In the material below, the lines containing the word "shield" are required; copy each of them.

(Exercise materials):

+++

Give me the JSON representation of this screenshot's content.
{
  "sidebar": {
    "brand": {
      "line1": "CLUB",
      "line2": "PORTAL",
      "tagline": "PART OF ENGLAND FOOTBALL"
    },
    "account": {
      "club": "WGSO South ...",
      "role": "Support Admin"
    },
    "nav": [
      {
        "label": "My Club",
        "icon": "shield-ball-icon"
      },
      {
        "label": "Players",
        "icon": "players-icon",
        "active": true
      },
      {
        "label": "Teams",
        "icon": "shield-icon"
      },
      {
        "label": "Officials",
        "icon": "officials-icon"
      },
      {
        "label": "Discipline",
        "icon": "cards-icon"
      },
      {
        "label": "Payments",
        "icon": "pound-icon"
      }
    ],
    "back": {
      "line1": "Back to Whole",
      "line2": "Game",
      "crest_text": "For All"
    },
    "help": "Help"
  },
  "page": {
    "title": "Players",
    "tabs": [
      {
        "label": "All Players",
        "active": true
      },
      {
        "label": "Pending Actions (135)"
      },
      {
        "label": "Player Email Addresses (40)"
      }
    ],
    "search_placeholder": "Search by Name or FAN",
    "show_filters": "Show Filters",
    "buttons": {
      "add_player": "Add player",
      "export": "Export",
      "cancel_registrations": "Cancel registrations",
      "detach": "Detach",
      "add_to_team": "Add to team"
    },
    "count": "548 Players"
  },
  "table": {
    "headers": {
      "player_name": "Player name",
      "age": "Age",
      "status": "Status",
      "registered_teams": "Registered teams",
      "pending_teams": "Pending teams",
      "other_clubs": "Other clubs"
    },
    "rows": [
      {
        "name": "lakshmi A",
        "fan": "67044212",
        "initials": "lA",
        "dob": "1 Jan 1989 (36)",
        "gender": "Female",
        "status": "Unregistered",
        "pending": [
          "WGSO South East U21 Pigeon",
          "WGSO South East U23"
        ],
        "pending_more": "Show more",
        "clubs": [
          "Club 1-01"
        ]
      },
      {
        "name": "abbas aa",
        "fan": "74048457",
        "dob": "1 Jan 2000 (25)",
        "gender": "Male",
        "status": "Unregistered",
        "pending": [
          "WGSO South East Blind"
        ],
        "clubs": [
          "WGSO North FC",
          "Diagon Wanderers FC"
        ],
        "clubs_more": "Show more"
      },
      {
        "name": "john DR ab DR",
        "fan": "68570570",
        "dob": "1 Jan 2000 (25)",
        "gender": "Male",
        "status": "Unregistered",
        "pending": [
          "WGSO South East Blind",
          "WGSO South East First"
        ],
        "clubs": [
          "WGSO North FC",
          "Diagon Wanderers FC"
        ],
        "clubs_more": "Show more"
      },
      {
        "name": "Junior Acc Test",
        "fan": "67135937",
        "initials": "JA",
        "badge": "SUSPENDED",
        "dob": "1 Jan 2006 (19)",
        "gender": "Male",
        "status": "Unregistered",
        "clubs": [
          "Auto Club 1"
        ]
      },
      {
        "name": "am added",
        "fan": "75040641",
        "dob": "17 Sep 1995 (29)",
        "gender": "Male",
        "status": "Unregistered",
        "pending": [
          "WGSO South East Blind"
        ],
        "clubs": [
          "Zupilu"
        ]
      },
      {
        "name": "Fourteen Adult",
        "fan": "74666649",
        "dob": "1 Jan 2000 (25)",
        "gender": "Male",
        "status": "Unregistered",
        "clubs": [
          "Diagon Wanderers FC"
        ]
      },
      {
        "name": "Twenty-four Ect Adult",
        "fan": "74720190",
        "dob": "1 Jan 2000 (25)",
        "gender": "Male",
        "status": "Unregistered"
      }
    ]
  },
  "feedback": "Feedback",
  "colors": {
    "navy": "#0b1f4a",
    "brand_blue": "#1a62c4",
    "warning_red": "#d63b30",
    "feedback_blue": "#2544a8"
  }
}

+++

(Exercise answer):
        "icon": "shield-ball-icon"
        "icon": "shield-icon"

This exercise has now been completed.